┌─ DATASET

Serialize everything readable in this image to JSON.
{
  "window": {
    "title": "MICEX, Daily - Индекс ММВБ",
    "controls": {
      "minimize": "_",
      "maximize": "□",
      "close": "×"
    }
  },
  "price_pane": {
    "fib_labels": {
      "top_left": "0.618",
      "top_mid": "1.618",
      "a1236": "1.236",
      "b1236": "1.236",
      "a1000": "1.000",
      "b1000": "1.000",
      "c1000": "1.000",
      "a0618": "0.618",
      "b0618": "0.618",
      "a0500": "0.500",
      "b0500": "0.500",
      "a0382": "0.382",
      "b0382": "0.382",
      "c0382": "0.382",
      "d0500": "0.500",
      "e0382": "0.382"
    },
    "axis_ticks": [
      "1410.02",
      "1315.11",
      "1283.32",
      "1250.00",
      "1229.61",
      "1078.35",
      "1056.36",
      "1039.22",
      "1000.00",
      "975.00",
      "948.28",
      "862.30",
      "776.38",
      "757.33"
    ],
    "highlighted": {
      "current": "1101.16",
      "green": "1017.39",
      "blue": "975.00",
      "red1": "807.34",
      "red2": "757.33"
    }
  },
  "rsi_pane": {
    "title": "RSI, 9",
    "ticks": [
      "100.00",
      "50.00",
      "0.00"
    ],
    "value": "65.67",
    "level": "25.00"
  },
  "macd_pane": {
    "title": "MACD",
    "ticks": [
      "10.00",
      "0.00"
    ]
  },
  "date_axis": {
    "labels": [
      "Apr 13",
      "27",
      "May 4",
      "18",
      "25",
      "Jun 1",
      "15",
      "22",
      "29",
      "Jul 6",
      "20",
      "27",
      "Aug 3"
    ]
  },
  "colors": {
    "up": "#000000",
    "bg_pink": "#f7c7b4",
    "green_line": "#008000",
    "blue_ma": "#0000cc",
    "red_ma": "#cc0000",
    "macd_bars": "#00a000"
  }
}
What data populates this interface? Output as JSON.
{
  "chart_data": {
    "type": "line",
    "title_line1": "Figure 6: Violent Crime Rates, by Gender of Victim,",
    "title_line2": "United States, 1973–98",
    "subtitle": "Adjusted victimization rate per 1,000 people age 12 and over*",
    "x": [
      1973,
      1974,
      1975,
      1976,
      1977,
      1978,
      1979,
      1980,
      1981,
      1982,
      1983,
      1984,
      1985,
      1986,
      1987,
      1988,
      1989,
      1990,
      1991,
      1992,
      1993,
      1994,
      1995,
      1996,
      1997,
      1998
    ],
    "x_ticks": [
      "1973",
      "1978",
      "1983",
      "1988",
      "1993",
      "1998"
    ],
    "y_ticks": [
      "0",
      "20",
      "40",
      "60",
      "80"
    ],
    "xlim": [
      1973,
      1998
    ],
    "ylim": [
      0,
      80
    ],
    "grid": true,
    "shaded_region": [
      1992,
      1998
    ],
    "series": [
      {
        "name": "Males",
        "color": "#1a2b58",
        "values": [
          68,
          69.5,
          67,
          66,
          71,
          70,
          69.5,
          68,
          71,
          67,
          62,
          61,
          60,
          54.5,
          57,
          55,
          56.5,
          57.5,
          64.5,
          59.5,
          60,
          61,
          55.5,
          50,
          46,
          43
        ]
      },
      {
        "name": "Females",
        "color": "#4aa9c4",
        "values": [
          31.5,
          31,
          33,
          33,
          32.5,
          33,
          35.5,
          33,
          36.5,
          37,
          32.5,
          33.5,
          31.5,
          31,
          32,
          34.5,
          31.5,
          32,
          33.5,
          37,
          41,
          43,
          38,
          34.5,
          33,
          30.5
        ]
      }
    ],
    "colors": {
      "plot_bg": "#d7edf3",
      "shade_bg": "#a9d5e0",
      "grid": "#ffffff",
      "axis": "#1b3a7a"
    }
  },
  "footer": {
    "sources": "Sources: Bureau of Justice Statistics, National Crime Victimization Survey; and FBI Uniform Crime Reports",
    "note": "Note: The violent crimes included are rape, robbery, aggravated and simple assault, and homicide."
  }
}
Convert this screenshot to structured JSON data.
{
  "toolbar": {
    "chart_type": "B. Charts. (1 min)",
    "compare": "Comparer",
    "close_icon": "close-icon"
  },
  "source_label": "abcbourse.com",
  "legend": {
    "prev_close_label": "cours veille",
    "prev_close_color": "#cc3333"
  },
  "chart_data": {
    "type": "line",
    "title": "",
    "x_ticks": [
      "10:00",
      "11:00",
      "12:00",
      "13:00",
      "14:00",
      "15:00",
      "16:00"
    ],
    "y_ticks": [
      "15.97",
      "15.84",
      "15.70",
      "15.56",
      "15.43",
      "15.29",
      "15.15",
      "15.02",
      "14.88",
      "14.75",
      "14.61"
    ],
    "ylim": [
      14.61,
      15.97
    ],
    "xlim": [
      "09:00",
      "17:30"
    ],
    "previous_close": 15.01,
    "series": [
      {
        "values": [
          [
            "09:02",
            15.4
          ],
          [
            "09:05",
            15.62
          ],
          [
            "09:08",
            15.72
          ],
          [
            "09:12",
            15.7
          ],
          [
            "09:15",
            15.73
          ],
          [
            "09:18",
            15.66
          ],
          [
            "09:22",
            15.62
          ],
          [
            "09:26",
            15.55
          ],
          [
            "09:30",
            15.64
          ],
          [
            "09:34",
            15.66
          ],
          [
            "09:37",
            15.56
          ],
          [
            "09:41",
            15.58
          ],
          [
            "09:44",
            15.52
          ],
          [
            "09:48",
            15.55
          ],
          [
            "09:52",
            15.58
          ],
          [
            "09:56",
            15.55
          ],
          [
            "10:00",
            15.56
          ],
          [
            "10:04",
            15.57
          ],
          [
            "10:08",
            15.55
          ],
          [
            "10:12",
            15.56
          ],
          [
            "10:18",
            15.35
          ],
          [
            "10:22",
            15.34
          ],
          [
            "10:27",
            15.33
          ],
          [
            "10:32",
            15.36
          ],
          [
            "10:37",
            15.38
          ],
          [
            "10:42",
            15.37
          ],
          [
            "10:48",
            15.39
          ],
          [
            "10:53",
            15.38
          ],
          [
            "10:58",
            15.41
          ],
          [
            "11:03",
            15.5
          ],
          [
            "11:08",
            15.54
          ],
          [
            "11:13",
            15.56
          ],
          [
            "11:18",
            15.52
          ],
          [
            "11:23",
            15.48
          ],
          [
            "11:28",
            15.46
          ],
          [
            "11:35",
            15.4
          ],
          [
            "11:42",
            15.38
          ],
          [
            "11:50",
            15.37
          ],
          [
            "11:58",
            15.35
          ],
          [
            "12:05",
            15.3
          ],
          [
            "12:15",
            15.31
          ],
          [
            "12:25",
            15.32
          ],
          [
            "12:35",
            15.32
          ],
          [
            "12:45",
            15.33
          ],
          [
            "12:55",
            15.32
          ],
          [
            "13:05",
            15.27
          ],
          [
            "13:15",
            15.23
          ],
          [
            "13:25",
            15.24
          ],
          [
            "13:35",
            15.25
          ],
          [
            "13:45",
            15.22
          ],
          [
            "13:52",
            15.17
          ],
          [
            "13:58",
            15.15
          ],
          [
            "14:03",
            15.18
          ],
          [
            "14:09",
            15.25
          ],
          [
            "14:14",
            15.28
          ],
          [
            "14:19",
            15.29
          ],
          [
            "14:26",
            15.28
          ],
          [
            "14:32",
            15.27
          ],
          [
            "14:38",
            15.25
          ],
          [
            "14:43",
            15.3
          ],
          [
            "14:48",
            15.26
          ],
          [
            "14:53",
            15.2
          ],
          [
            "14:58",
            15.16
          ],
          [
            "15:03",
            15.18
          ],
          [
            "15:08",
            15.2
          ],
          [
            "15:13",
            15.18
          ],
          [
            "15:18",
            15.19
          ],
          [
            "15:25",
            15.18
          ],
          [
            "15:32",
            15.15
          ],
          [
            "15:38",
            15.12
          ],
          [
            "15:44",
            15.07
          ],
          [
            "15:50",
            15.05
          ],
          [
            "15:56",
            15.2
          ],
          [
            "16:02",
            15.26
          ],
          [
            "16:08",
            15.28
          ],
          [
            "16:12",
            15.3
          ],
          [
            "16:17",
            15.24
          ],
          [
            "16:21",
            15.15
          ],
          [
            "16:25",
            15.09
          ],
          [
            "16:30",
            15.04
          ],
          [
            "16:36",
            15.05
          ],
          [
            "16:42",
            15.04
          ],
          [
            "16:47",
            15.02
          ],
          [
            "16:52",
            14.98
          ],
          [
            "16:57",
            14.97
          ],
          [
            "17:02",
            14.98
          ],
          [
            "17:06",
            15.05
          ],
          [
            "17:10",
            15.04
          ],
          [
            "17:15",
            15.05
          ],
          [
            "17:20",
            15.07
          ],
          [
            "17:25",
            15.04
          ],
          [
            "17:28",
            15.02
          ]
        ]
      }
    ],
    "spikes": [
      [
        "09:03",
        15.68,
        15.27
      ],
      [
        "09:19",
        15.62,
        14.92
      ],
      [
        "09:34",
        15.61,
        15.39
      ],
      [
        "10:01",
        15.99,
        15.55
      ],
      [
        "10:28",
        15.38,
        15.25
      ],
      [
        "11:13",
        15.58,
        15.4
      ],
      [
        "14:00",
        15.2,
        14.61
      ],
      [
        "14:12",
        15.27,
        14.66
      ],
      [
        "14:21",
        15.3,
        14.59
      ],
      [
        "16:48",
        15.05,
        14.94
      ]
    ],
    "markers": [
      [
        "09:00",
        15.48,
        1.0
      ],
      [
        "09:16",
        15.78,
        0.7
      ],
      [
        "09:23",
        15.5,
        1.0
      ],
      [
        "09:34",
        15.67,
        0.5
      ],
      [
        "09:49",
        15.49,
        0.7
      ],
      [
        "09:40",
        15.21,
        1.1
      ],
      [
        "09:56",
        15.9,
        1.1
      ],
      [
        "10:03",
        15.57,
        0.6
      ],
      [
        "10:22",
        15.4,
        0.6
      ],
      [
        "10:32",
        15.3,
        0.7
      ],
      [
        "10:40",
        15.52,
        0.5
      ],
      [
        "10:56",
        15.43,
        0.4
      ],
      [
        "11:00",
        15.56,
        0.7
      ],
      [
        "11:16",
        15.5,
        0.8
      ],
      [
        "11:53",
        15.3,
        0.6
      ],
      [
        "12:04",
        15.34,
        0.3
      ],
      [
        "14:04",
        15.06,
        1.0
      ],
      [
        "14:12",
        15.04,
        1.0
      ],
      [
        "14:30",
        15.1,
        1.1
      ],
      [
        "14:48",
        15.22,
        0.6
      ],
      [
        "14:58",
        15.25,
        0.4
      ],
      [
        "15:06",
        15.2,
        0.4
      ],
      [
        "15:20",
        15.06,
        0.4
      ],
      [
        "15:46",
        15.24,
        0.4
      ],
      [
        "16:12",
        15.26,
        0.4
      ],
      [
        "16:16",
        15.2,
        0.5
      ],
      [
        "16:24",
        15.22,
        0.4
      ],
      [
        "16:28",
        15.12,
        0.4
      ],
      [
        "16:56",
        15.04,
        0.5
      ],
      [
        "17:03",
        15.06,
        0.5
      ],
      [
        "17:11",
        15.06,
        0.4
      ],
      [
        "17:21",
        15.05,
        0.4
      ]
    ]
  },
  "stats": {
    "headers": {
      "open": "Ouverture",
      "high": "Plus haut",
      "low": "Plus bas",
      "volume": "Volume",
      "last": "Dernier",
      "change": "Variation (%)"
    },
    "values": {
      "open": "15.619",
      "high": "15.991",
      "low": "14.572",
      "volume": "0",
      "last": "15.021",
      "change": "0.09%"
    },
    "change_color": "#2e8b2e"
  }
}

└─

DIRECTIVE: Go through the records above and copy every line with the word "this".

EXPECTED OUTPUT:
Serialize everything readable in this image to JSON.
What data populates this interface? Output as JSON.
Convert this screenshot to structured JSON data.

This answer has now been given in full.